_What to work on_. Using the data below, tally the lines that include the string "Verde". Only the number is wanted.

_Extracted data_.

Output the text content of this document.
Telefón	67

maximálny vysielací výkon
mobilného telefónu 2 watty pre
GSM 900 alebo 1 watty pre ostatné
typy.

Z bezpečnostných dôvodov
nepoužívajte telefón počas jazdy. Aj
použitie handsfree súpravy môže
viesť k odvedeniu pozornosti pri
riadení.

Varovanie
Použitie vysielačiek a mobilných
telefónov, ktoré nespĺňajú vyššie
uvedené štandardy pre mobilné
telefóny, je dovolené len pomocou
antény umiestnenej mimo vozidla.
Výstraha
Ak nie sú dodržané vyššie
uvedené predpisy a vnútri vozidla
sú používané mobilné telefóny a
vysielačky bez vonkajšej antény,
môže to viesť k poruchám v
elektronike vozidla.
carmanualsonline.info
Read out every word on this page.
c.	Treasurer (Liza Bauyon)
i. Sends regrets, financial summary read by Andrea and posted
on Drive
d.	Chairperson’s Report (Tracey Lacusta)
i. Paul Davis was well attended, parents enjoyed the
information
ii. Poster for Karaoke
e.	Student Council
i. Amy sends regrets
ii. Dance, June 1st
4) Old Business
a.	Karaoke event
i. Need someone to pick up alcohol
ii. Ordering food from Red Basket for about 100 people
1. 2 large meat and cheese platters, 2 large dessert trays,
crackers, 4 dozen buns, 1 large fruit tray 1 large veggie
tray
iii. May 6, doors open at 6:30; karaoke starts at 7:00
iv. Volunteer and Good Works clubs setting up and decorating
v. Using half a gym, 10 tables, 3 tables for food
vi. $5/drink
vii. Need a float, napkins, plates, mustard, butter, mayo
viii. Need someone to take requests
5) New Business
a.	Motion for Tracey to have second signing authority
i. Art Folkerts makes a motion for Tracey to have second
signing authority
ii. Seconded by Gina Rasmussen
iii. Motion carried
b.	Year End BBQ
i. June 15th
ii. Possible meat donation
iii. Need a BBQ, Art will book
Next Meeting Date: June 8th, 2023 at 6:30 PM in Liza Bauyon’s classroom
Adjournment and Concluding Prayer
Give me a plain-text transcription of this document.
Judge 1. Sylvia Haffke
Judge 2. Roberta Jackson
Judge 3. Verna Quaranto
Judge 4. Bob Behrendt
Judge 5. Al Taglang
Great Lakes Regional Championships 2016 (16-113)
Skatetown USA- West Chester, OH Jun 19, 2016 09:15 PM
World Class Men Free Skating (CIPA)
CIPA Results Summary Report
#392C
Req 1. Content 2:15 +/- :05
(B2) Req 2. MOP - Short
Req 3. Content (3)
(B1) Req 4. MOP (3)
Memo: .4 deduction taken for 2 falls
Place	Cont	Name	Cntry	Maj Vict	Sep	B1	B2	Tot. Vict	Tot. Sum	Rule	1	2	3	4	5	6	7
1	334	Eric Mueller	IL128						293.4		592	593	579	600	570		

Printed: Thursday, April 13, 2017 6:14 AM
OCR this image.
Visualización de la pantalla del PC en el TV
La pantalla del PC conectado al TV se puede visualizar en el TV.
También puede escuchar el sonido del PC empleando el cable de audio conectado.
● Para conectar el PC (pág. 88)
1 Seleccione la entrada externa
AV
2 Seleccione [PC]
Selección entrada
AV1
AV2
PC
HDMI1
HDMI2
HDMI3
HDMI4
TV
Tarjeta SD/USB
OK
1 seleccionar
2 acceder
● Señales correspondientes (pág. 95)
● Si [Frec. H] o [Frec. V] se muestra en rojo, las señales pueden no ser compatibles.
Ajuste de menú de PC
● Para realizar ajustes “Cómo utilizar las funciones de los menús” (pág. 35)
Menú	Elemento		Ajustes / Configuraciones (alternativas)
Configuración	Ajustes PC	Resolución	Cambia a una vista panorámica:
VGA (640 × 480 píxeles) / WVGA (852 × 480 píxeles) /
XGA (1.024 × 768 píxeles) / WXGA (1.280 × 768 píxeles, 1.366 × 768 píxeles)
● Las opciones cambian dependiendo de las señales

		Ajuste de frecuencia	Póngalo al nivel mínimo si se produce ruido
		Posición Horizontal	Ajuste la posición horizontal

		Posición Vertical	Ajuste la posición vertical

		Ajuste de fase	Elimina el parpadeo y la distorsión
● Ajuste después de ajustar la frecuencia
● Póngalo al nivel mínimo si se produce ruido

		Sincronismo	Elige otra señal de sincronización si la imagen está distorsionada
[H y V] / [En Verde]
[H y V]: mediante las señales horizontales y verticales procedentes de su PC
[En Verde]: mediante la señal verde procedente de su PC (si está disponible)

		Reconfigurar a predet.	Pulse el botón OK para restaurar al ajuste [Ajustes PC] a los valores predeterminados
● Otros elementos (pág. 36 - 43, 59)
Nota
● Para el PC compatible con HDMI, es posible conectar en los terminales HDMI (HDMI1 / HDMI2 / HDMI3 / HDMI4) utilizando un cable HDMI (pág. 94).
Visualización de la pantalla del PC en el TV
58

_Result of the exercise_. 2